** BEGIN PROVIDED MATERIAL **

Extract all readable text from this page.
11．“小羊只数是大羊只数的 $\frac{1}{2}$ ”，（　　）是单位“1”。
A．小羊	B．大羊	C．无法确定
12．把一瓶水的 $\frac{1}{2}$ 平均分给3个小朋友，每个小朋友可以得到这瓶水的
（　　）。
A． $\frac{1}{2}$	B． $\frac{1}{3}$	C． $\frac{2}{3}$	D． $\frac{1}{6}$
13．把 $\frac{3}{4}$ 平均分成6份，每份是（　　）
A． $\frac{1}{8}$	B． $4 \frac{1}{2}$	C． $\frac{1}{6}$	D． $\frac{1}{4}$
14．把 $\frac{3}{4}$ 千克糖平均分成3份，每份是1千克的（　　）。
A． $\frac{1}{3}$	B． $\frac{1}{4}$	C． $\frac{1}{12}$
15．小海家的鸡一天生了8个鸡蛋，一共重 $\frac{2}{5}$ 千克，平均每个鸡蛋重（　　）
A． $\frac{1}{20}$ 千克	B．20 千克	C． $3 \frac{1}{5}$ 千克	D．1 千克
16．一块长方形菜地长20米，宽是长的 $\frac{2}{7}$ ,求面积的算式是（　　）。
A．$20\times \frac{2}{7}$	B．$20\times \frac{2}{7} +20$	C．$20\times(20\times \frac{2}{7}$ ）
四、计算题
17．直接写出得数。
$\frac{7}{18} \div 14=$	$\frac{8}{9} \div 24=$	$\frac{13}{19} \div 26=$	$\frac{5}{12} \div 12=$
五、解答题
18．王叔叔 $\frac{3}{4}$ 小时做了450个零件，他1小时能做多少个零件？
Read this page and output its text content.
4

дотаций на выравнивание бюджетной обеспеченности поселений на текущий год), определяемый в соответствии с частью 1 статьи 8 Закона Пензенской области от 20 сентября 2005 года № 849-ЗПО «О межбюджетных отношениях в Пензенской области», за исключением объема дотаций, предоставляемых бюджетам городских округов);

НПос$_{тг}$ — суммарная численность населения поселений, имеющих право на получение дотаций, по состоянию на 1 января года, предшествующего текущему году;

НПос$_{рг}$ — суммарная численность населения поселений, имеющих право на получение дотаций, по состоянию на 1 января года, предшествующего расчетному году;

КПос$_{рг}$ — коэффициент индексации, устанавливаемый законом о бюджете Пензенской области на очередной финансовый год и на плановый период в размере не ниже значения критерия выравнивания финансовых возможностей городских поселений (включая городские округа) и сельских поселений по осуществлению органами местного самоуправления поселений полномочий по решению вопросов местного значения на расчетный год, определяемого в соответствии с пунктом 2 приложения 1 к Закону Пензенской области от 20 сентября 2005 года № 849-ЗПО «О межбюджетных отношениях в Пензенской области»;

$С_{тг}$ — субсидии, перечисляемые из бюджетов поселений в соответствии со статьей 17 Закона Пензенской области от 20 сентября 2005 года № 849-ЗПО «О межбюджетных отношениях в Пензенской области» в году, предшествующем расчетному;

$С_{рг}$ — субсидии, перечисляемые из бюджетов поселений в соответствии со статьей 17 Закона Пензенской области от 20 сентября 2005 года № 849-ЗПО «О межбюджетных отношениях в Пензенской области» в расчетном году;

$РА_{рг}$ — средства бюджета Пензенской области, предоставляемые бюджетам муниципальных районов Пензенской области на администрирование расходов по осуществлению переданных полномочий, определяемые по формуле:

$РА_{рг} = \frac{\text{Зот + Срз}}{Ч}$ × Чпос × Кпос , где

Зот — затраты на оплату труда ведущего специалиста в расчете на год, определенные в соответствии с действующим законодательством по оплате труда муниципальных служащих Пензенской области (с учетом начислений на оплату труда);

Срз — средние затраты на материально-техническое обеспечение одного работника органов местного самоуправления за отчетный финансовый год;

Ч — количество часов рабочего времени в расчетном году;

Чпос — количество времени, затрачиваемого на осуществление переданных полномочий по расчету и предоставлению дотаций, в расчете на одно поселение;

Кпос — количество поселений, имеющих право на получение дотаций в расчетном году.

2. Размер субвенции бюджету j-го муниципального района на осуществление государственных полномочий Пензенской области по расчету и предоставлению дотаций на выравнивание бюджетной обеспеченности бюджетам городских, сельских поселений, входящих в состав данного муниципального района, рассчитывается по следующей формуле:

** END PROVIDED MATERIAL **

REQUEST. Lines containing the string "расчетному" are to be selected and copied.

WRITTEN ANSWER.
НПос$_{рг}$ — суммарная численность населения поселений, имеющих право на получение дотаций, по состоянию на 1 января года, предшествующего расчетному году;
$С_{тг}$ — субсидии, перечисляемые из бюджетов поселений в соответствии со статьей 17 Закона Пензенской области от 20 сентября 2005 года № 849-ЗПО «О межбюджетных отношениях в Пензенской области» в году, предшествующем расчетному;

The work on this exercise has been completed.